Which lines include the word "this"? Copy each of them.

▸ Supplied records:
┄┄┄┄┄┄┄┄┄┄┄┄┄┄┄┄┄┄┄┄

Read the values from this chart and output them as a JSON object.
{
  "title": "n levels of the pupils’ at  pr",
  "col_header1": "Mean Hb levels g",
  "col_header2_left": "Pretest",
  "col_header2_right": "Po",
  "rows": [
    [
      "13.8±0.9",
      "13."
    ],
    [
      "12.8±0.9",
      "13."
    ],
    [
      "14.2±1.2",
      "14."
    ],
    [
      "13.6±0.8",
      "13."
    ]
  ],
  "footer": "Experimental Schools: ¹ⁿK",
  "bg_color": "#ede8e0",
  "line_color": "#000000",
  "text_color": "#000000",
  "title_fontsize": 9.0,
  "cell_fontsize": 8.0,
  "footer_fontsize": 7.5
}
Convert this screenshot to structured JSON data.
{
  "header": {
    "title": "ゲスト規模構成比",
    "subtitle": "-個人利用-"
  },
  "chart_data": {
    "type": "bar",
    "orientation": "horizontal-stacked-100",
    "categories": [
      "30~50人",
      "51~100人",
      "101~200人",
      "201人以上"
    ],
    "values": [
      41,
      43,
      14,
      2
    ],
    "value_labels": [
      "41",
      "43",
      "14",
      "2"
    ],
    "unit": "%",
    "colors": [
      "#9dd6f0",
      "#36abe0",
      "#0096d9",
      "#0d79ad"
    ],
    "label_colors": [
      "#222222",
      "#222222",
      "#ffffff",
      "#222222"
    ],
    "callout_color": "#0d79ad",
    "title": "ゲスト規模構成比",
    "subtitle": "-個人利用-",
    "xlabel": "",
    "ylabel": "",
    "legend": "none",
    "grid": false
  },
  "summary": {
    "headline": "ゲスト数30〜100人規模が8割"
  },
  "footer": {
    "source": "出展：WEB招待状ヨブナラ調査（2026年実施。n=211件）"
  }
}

┄┄┄┄┄┄┄┄┄┄┄┄┄┄┄┄┄┄┄┄

▸ Answer to the task:
Read the values from this chart and output them as a JSON object.
Convert this screenshot to structured JSON data.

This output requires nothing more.